Directive: Copy out, word for word, the lines from the start of the ones below through the line containing "legend-swatch-icon — [115, 613, 126, 625]", with both ends included.

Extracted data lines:
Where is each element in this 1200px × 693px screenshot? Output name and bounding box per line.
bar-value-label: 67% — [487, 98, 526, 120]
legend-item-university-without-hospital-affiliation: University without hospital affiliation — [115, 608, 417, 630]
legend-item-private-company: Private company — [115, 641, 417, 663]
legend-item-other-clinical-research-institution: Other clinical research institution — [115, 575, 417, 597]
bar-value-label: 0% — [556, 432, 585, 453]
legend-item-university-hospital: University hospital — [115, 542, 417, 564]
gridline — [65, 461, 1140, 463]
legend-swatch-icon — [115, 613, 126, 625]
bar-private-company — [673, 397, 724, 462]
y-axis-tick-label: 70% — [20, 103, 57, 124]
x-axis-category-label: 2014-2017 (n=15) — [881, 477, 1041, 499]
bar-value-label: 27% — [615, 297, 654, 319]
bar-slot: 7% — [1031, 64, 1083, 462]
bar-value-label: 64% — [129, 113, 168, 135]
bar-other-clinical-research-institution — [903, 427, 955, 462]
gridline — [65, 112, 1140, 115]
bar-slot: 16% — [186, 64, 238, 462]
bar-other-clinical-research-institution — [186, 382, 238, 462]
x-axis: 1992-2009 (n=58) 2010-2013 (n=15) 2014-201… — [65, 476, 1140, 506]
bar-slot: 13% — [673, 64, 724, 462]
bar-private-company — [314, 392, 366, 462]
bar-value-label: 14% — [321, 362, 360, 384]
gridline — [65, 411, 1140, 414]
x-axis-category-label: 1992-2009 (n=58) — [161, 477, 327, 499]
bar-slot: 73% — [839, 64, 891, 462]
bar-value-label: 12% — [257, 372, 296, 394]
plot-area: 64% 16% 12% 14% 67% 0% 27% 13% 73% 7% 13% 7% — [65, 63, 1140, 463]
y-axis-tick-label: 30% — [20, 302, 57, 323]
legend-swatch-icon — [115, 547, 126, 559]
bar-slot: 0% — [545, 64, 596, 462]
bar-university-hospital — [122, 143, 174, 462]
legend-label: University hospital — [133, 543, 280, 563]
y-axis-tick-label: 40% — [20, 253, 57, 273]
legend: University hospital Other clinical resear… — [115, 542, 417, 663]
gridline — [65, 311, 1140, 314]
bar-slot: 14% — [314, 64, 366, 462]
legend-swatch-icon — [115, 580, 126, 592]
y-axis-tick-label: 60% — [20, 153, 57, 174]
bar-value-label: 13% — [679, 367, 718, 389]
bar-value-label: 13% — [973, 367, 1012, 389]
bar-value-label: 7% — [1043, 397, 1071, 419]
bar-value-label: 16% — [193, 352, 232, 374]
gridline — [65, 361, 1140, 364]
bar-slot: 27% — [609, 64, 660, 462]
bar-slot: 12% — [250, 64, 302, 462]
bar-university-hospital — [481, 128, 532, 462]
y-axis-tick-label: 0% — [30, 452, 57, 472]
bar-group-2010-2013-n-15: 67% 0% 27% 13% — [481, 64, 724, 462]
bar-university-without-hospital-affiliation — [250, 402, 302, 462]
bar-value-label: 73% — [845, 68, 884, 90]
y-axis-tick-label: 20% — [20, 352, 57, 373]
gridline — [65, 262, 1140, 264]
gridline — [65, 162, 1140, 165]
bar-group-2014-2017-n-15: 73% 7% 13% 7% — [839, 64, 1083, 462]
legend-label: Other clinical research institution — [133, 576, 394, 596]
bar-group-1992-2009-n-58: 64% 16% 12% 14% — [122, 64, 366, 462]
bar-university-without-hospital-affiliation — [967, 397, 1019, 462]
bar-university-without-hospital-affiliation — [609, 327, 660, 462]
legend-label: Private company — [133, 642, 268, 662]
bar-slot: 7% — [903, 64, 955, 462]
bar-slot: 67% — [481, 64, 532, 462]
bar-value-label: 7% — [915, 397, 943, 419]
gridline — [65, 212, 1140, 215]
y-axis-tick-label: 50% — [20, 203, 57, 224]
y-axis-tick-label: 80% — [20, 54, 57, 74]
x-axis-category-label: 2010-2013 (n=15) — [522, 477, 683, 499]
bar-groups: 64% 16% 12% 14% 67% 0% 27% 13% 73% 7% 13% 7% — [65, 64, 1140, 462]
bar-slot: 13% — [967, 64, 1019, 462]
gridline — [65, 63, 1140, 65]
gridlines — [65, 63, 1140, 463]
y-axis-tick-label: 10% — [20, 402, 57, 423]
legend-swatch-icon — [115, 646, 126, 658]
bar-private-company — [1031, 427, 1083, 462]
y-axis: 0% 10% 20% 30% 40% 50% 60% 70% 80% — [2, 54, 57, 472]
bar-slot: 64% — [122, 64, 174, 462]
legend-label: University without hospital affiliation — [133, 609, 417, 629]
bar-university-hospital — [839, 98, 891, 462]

Exercise solution:
Where is each element in this 1200px × 693px screenshot? Output name and bounding box per line.
bar-value-label: 67% — [487, 98, 526, 120]
legend-item-university-without-hospital-affiliation: University without hospital affiliation — [115, 608, 417, 630]
legend-item-private-company: Private company — [115, 641, 417, 663]
legend-item-other-clinical-research-institution: Other clinical research institution — [115, 575, 417, 597]
bar-value-label: 0% — [556, 432, 585, 453]
legend-item-university-hospital: University hospital — [115, 542, 417, 564]
gridline — [65, 461, 1140, 463]
legend-swatch-icon — [115, 613, 126, 625]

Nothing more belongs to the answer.